RECORDS TO PROCESS:

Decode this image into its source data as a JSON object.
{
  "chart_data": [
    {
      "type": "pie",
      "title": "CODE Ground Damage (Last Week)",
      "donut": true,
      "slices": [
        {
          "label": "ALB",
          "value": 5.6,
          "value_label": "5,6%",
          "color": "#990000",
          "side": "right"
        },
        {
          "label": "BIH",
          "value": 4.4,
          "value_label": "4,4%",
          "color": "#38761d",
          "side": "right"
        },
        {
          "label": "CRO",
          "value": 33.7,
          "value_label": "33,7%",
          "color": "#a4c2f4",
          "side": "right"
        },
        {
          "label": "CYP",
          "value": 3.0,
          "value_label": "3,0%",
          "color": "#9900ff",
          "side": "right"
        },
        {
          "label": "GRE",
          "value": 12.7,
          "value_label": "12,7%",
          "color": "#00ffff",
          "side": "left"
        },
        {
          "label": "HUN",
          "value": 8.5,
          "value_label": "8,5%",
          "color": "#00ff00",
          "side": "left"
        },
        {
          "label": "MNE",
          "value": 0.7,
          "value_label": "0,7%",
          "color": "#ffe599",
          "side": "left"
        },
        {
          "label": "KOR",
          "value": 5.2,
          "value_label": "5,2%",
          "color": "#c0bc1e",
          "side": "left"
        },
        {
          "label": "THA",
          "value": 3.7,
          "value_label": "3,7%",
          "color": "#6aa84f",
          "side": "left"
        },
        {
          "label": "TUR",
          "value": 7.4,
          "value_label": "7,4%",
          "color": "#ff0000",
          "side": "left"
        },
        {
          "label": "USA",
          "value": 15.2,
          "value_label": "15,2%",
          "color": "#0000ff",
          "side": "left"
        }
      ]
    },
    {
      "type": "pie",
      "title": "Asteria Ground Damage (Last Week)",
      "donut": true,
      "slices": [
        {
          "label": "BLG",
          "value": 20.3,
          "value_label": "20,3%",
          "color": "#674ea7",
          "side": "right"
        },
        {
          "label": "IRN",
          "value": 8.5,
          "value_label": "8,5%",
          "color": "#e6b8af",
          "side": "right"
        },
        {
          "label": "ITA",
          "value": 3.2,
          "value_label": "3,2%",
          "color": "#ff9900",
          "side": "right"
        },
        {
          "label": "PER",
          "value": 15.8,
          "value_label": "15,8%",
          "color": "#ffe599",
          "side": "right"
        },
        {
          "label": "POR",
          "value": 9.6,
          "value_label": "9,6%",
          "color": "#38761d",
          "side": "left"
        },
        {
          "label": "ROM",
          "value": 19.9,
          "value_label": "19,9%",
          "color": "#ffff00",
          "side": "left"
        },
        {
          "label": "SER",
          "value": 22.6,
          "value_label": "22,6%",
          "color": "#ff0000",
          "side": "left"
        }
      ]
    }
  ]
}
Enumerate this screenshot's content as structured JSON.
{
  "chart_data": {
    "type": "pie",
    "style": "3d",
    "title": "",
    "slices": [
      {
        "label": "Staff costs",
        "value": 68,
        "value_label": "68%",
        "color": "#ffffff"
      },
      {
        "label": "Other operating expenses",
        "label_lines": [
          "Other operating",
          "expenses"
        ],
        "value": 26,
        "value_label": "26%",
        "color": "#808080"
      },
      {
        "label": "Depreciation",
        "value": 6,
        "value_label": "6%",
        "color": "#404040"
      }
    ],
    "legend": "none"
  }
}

WHAT IS NEEDED: Leave out every line without the string "JSON" and copy the rest.

REPLY TO THE EXERCISE:
Decode this image into its source data as a JSON object.
Enumerate this screenshot's content as structured JSON.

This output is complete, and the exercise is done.